#### Supplied data:
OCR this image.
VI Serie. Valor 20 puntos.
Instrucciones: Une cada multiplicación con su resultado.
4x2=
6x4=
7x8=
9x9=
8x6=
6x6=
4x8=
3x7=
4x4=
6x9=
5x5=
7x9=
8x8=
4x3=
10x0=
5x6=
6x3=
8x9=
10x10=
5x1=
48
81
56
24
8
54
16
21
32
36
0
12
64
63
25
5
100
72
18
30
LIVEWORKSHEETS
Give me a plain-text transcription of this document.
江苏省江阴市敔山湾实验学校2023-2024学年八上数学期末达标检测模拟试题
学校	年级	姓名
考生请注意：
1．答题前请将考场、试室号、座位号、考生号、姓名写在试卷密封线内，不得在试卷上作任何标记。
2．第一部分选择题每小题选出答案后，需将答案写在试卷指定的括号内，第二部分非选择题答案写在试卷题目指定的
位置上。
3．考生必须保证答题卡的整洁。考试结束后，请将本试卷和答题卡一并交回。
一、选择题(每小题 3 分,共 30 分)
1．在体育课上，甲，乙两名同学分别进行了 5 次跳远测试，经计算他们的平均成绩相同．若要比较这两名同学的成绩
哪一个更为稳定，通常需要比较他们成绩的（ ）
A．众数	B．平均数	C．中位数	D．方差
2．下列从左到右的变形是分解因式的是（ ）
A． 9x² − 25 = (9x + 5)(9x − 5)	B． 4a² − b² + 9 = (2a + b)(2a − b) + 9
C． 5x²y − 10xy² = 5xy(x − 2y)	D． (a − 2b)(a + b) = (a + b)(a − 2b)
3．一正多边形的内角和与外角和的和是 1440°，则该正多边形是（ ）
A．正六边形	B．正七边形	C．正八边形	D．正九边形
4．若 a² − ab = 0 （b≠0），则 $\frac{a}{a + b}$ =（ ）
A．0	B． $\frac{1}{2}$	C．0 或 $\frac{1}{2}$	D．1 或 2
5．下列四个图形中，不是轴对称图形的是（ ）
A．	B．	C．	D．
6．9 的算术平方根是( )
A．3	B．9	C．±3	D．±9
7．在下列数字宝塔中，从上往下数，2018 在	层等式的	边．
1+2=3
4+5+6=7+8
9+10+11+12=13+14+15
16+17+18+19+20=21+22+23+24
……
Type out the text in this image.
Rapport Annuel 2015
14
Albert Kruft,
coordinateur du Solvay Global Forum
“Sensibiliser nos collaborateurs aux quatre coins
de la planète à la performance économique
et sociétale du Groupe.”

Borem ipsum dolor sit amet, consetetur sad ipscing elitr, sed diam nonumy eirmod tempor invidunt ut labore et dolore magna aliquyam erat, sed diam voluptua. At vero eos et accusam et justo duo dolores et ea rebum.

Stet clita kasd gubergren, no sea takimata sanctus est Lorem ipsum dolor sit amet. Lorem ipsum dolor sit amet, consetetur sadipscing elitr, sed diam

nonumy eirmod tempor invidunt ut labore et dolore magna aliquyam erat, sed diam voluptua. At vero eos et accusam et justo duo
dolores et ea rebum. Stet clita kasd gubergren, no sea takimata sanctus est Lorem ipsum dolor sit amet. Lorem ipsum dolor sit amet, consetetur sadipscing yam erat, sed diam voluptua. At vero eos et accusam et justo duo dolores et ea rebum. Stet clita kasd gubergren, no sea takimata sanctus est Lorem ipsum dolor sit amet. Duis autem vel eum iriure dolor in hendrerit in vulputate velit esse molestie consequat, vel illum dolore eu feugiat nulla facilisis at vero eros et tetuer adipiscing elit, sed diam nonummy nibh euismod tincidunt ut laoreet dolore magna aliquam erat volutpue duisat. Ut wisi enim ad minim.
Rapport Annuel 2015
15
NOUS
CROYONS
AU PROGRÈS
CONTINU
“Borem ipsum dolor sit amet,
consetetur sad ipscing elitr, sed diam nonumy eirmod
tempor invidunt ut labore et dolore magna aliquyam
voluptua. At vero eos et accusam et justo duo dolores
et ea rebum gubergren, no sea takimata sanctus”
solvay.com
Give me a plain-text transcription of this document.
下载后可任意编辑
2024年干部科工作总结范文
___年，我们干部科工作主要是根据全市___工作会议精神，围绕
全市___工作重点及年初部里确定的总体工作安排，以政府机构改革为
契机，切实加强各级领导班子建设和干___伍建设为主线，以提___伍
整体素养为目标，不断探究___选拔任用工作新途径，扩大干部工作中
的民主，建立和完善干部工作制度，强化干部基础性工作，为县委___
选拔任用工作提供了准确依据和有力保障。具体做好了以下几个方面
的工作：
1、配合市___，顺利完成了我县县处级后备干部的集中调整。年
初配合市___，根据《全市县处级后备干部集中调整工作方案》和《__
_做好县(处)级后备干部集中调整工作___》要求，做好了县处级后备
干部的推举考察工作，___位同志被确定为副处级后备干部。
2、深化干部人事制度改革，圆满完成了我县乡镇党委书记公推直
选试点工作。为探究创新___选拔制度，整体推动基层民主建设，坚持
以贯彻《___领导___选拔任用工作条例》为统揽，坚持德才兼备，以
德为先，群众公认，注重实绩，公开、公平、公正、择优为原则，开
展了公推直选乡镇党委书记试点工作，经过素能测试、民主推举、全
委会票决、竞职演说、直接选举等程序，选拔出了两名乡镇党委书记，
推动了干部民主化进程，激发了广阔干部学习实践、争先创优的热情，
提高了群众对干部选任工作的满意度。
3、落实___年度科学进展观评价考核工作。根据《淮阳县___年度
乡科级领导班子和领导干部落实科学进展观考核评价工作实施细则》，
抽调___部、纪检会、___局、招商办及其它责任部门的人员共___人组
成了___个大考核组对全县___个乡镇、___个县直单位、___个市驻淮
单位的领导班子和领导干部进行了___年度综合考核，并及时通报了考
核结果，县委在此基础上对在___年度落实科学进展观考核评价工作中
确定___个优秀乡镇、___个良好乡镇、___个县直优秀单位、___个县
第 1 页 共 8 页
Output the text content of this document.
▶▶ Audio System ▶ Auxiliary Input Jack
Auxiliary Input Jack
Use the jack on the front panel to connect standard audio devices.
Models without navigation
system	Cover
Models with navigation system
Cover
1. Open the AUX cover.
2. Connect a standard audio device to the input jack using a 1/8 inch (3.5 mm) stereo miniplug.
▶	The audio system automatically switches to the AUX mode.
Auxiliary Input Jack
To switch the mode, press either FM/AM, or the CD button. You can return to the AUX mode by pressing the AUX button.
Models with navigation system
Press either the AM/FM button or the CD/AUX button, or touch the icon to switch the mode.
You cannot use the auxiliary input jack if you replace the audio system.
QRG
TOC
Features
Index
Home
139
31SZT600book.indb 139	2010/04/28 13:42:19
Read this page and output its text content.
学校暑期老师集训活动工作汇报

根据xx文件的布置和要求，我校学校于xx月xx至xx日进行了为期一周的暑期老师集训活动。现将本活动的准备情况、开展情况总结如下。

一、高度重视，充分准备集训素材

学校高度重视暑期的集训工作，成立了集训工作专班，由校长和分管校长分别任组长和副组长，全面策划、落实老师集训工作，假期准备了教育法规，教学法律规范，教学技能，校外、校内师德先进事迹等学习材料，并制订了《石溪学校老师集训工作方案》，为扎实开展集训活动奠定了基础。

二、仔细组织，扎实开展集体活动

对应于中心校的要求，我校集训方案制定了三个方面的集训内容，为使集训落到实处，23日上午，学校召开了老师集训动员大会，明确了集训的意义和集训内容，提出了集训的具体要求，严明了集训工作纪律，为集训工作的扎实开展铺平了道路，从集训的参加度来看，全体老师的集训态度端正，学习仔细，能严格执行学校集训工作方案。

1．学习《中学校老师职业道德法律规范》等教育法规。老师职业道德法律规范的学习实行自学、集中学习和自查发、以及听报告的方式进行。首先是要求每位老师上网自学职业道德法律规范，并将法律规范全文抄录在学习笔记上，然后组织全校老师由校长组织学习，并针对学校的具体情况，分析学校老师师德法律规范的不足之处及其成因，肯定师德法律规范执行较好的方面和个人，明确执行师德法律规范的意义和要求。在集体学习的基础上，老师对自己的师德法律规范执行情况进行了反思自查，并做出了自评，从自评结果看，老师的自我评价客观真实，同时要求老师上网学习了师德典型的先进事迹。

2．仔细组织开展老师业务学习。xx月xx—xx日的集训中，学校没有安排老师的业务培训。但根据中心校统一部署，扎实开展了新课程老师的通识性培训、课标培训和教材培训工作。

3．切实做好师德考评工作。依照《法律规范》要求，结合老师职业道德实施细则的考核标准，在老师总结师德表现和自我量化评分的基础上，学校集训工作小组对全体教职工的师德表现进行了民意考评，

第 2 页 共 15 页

#### Your task:
Check the records above line by line and tally those holding the string "elitr". Answer with the number only.

#### Answer for this exercise:
3